The meeting nearly came unstuck. Representing the combative billionaire Dart family, one of the largest US investors in Russian shares, a lawyer rose to read a prepared statement. The country faced a financial meltdown, she asserted, because it was riddled with crony capitalism.

The lawyer painted a black picture of the country. Greedy, self interested oligarchs were in charge, she said. State assets were being ripped off. There was no justice for investors outside an inner circle. The men running Russia listened. As the lawyer finished, central bank chief Dubinin asked: "Were you describing the Russian economy or the US economy?"

Emollient voices filled a shocked silence. Diplomatic relations between the Russian government and the Western financial community were restored. This weekend, nonetheless, Western bankers in Moscow recalled the breach and wondered if this, indeed, is the moment when events finally overwhelm Moscow's seven-year effort to transform Russia into a market-based economy.

"The situation is in the balance," said Arnab Das, a JP Morgan emerging market analyst in Moscow last week. "There is significant political risk attached to the financial crisis. The situation could get significantly worse."

Literally speaking, of course, Russia is only a blip on the screens of global financiers - "Indonesia with nukes," as one banker put it. The City in particular has little to fear directly from a financial meltdown. Robin Monro-Davies at credit rating agency Fitch-IBCA estimates total British bank exposure to Russia is $600m, compared to $30bn for German banks, a bigger but still manageable swallow.

International investment banks managing their Russian exposures from London are having it rough. Market rumours place Credit Suisse First Boston losses in the Russian treasury bond market anywhere from $500m to $1.5 bn. "The likes of Credit Suisse First Boston, which now faces high fixed expenses - in Russian real estate, for example - along with plunging revenues, are in for rough times," warned John Leonard, European banking analyst at Salomon Smith Barney.

--------------------------------

What is asked
Summarize the text on Russia's financial crisis in two sentences. The material that follows has no connection to the text on Russia's financial crisis.

Information supplied
--------------------------------

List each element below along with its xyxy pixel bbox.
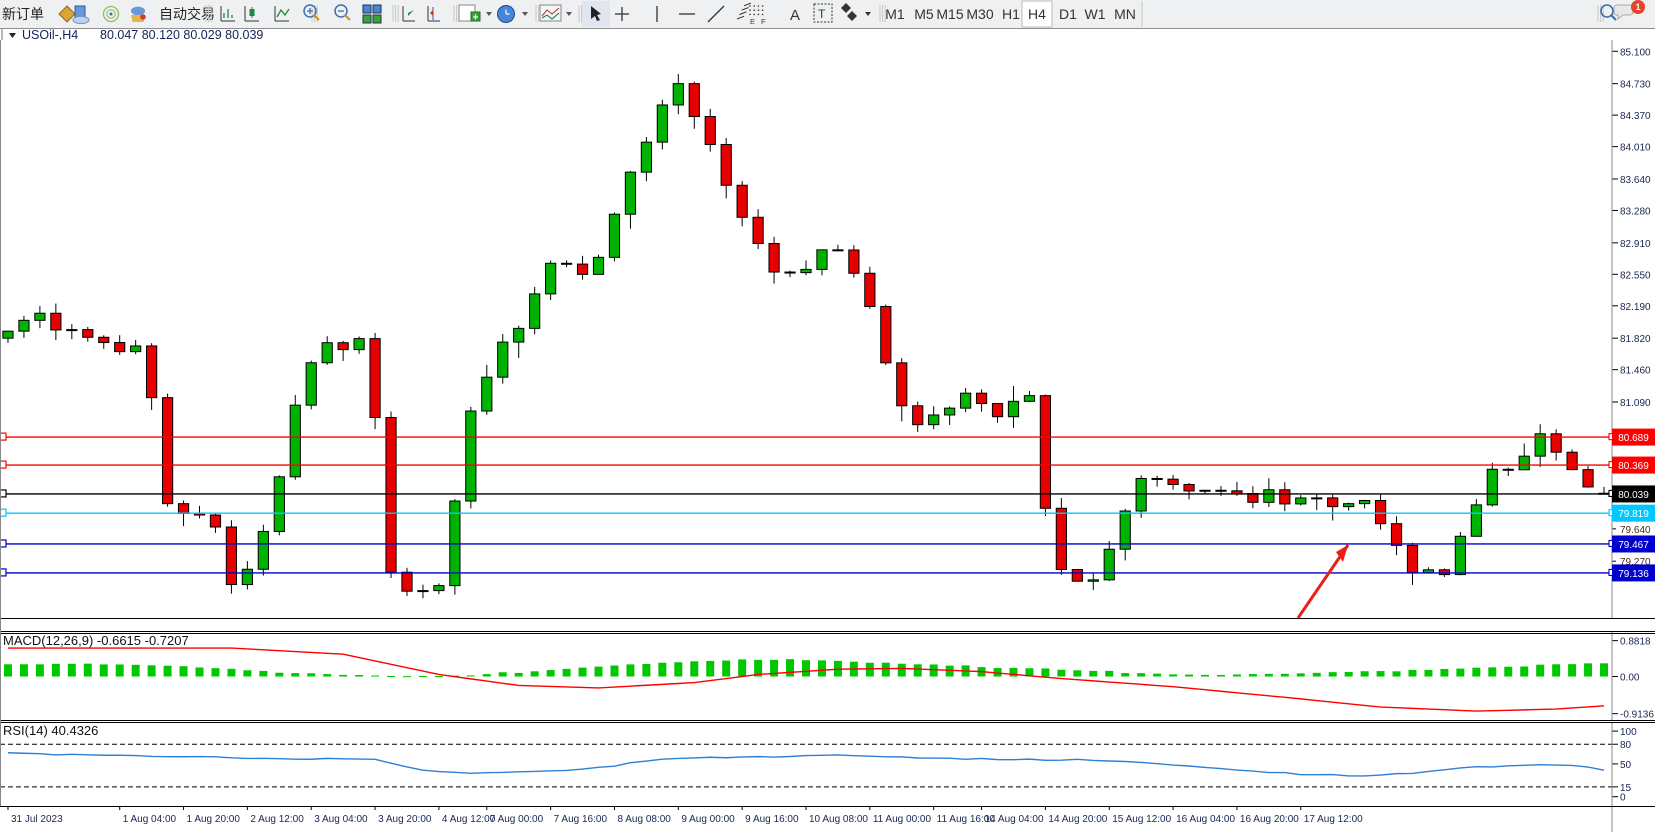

--------------------------------

Answer to this problem
At a meeting, a lawyer for the Dart family blamed Russia's looming financial meltdown on crony capitalism, and central bank chief Dubinin replied by asking whether she was describing the Russian or the US economy. Western bankers in Moscow now wonder whether events will overwhelm Russia's seven-year effort to become a market-based economy, and although British bank exposure is small, international investment banks such as Credit Suisse First Boston face rumored heavy losses and rough times.